= What you need to do =
Extract the records in full, leaving every picture out.

= Provided data =
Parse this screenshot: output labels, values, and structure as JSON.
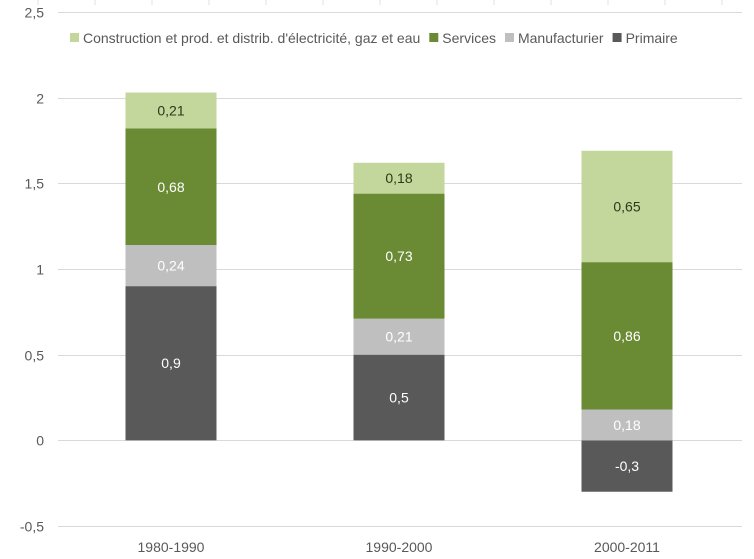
{
  "chart_data": {
    "type": "bar",
    "stacked": true,
    "title": "",
    "xlabel": "",
    "ylabel": "",
    "categories": [
      "1980-1990",
      "1990-2000",
      "2000-2011"
    ],
    "series": [
      {
        "name": "Primaire",
        "color": "#595959",
        "label_color": "#ffffff",
        "values": [
          0.9,
          0.5,
          -0.3
        ],
        "labels": [
          "0,9",
          "0,5",
          "-0,3"
        ]
      },
      {
        "name": "Manufacturier",
        "color": "#bfbfbf",
        "label_color": "#ffffff",
        "values": [
          0.24,
          0.21,
          0.18
        ],
        "labels": [
          "0,24",
          "0,21",
          "0,18"
        ]
      },
      {
        "name": "Services",
        "color": "#6a8a34",
        "label_color": "#ffffff",
        "values": [
          0.68,
          0.73,
          0.86
        ],
        "labels": [
          "0,68",
          "0,73",
          "0,86"
        ]
      },
      {
        "name": "Construction et prod. et distrib. d'électricité, gaz et eau",
        "color": "#c3d69b",
        "label_color": "#2d3a1a",
        "values": [
          0.21,
          0.18,
          0.65
        ],
        "labels": [
          "0,21",
          "0,18",
          "0,65"
        ]
      }
    ],
    "legend_order": [
      "Construction et prod. et distrib. d'électricité, gaz et eau",
      "Services",
      "Manufacturier",
      "Primaire"
    ],
    "legend_position": "top",
    "ylim": [
      -0.5,
      2.5
    ],
    "yticks": [
      -0.5,
      0,
      0.5,
      1,
      1.5,
      2,
      2.5
    ],
    "ytick_labels": [
      "-0,5",
      "0",
      "0,5",
      "1",
      "1,5",
      "2",
      "2,5"
    ],
    "grid": true,
    "gridline_color": "#d9d9d9"
  }
}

= Task answer =
Parse this screenshot: output labels, values, and structure as JSON.
{
  "chart_data": {
    "type": "bar",
    "stacked": true,
    "title": "",
    "xlabel": "",
    "ylabel": "",
    "categories": [
      "1980-1990",
      "1990-2000",
      "2000-2011"
    ],
    "series": [
      {
        "name": "Primaire",
        "color": "#595959",
        "label_color": "#ffffff",
        "values": [
          0.9,
          0.5,
          -0.3
        ],
        "labels": [
          "0,9",
          "0,5",
          "-0,3"
        ]
      },
      {
        "name": "Manufacturier",
        "color": "#bfbfbf",
        "label_color": "#ffffff",
        "values": [
          0.24,
          0.21,
          0.18
        ],
        "labels": [
          "0,24",
          "0,21",
          "0,18"
        ]
      },
      {
        "name": "Services",
        "color": "#6a8a34",
        "label_color": "#ffffff",
        "values": [
          0.68,
          0.73,
          0.86
        ],
        "labels": [
          "0,68",
          "0,73",
          "0,86"
        ]
      },
      {
        "name": "Construction et prod. et distrib. d'électricité, gaz et eau",
        "color": "#c3d69b",
        "label_color": "#2d3a1a",
        "values": [
          0.21,
          0.18,
          0.65
        ],
        "labels": [
          "0,21",
          "0,18",
          "0,65"
        ]
      }
    ],
    "legend_order": [
      "Construction et prod. et distrib. d'électricité, gaz et eau",
      "Services",
      "Manufacturier",
      "Primaire"
    ],
    "legend_position": "top",
    "ylim": [
      -0.5,
      2.5
    ],
    "yticks": [
      -0.5,
      0,
      0.5,
      1,
      1.5,
      2,
      2.5
    ],
    "ytick_labels": [
      "-0,5",
      "0",
      "0,5",
      "1",
      "1,5",
      "2",
      "2,5"
    ],
    "grid": true,
    "gridline_color": "#d9d9d9"
  }
}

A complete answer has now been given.